## What this task involves
Reproduce every line of the entries below character for character, with nothing added, dropped, or altered.

## Records shown
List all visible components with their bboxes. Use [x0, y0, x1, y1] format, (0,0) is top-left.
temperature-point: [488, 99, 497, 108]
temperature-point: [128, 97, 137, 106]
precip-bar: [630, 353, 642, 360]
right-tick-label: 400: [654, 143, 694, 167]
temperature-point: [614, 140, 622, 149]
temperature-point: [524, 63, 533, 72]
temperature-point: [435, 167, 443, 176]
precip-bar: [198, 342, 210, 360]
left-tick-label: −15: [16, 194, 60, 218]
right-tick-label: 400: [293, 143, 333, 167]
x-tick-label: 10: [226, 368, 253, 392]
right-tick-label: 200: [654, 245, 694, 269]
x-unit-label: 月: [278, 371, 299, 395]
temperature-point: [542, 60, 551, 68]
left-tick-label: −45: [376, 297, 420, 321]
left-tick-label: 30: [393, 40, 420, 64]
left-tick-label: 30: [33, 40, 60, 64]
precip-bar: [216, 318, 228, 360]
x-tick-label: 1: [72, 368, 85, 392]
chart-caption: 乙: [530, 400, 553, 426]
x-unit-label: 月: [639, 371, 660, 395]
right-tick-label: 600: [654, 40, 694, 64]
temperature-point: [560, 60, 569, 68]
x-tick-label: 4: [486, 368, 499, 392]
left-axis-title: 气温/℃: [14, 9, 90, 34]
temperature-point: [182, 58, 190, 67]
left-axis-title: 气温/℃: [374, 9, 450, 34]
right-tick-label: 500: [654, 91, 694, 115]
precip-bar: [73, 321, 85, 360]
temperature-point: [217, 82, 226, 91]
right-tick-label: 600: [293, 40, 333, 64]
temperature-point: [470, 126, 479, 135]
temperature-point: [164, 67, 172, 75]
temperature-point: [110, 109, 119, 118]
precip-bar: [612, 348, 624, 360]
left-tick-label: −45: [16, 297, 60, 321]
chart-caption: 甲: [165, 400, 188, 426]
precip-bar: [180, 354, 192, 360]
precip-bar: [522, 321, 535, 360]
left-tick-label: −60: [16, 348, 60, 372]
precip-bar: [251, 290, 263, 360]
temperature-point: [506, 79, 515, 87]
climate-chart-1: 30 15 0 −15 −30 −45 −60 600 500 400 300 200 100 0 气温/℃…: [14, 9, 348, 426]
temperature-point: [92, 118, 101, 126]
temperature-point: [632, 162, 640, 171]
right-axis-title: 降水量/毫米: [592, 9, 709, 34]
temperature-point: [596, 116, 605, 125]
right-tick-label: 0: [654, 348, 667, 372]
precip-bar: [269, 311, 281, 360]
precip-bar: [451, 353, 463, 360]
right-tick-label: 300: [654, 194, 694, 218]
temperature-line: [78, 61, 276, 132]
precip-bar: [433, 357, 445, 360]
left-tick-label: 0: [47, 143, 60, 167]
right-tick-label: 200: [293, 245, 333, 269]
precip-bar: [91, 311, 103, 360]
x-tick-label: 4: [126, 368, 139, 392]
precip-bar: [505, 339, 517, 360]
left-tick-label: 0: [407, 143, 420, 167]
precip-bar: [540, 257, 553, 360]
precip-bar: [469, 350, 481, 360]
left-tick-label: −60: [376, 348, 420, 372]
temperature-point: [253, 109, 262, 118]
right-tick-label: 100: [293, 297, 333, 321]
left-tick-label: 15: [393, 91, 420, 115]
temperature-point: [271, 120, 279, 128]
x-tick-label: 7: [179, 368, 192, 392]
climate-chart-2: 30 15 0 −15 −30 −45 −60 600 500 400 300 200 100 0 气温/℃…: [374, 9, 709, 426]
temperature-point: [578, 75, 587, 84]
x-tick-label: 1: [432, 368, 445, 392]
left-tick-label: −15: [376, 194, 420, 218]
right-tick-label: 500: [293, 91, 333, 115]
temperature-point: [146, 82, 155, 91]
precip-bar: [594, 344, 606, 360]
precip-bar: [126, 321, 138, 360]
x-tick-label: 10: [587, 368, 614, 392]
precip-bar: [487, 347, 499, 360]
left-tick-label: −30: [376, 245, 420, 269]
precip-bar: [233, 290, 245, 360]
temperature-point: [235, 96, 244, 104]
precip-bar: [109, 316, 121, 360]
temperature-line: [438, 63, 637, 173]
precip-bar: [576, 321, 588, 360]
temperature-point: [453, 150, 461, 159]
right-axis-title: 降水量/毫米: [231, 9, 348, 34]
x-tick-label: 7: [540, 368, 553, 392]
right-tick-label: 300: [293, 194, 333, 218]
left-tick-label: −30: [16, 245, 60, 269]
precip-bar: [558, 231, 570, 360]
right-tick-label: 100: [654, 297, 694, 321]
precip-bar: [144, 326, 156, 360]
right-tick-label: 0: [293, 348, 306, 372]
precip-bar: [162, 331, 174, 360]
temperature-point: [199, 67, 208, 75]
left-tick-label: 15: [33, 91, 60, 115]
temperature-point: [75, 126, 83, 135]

## Result
List all visible components with their bboxes. Use [x0, y0, x1, y1] format, (0,0) is top-left.
temperature-point: [488, 99, 497, 108]
temperature-point: [128, 97, 137, 106]
precip-bar: [630, 353, 642, 360]
right-tick-label: 400: [654, 143, 694, 167]
temperature-point: [614, 140, 622, 149]
temperature-point: [524, 63, 533, 72]
temperature-point: [435, 167, 443, 176]
precip-bar: [198, 342, 210, 360]
left-tick-label: −15: [16, 194, 60, 218]
right-tick-label: 400: [293, 143, 333, 167]
x-tick-label: 10: [226, 368, 253, 392]
right-tick-label: 200: [654, 245, 694, 269]
x-unit-label: 月: [278, 371, 299, 395]
temperature-point: [542, 60, 551, 68]
left-tick-label: −45: [376, 297, 420, 321]
left-tick-label: 30: [393, 40, 420, 64]
left-tick-label: 30: [33, 40, 60, 64]
precip-bar: [216, 318, 228, 360]
x-tick-label: 1: [72, 368, 85, 392]
chart-caption: 乙: [530, 400, 553, 426]
x-unit-label: 月: [639, 371, 660, 395]
right-tick-label: 600: [654, 40, 694, 64]
temperature-point: [560, 60, 569, 68]
x-tick-label: 4: [486, 368, 499, 392]
left-axis-title: 气温/℃: [14, 9, 90, 34]
temperature-point: [182, 58, 190, 67]
left-axis-title: 气温/℃: [374, 9, 450, 34]
right-tick-label: 500: [654, 91, 694, 115]
precip-bar: [73, 321, 85, 360]
temperature-point: [217, 82, 226, 91]
right-tick-label: 600: [293, 40, 333, 64]
temperature-point: [470, 126, 479, 135]
temperature-point: [164, 67, 172, 75]
temperature-point: [110, 109, 119, 118]
precip-bar: [612, 348, 624, 360]
left-tick-label: −45: [16, 297, 60, 321]
chart-caption: 甲: [165, 400, 188, 426]
precip-bar: [180, 354, 192, 360]
precip-bar: [522, 321, 535, 360]
left-tick-label: −60: [16, 348, 60, 372]
precip-bar: [251, 290, 263, 360]
temperature-point: [506, 79, 515, 87]
climate-chart-1: 30 15 0 −15 −30 −45 −60 600 500 400 300 200 100 0 气温/℃…: [14, 9, 348, 426]
temperature-point: [92, 118, 101, 126]
temperature-point: [632, 162, 640, 171]
right-axis-title: 降水量/毫米: [592, 9, 709, 34]
temperature-point: [596, 116, 605, 125]
right-tick-label: 0: [654, 348, 667, 372]
precip-bar: [269, 311, 281, 360]
precip-bar: [451, 353, 463, 360]
right-tick-label: 300: [654, 194, 694, 218]
temperature-line: [78, 61, 276, 132]
precip-bar: [433, 357, 445, 360]
left-tick-label: 0: [47, 143, 60, 167]
right-tick-label: 200: [293, 245, 333, 269]
precip-bar: [91, 311, 103, 360]
x-tick-label: 4: [126, 368, 139, 392]
precip-bar: [505, 339, 517, 360]
left-tick-label: 0: [407, 143, 420, 167]
precip-bar: [540, 257, 553, 360]
precip-bar: [469, 350, 481, 360]
left-tick-label: −60: [376, 348, 420, 372]
temperature-point: [253, 109, 262, 118]
right-tick-label: 100: [293, 297, 333, 321]
left-tick-label: 15: [393, 91, 420, 115]
temperature-point: [271, 120, 279, 128]
x-tick-label: 7: [179, 368, 192, 392]
climate-chart-2: 30 15 0 −15 −30 −45 −60 600 500 400 300 200 100 0 气温/℃…: [374, 9, 709, 426]
temperature-point: [578, 75, 587, 84]
x-tick-label: 1: [432, 368, 445, 392]
left-tick-label: −15: [376, 194, 420, 218]
right-tick-label: 500: [293, 91, 333, 115]
temperature-point: [146, 82, 155, 91]
precip-bar: [594, 344, 606, 360]
precip-bar: [126, 321, 138, 360]
x-tick-label: 10: [587, 368, 614, 392]
precip-bar: [487, 347, 499, 360]
left-tick-label: −30: [376, 245, 420, 269]
precip-bar: [233, 290, 245, 360]
temperature-point: [235, 96, 244, 104]
precip-bar: [109, 316, 121, 360]
temperature-line: [438, 63, 637, 173]
precip-bar: [576, 321, 588, 360]
temperature-point: [453, 150, 461, 159]
right-axis-title: 降水量/毫米: [231, 9, 348, 34]
x-tick-label: 7: [540, 368, 553, 392]
right-tick-label: 300: [293, 194, 333, 218]
left-tick-label: −30: [16, 245, 60, 269]
precip-bar: [558, 231, 570, 360]
right-tick-label: 100: [654, 297, 694, 321]
precip-bar: [144, 326, 156, 360]
right-tick-label: 0: [293, 348, 306, 372]
precip-bar: [162, 331, 174, 360]
temperature-point: [199, 67, 208, 75]
left-tick-label: 15: [33, 91, 60, 115]
temperature-point: [75, 126, 83, 135]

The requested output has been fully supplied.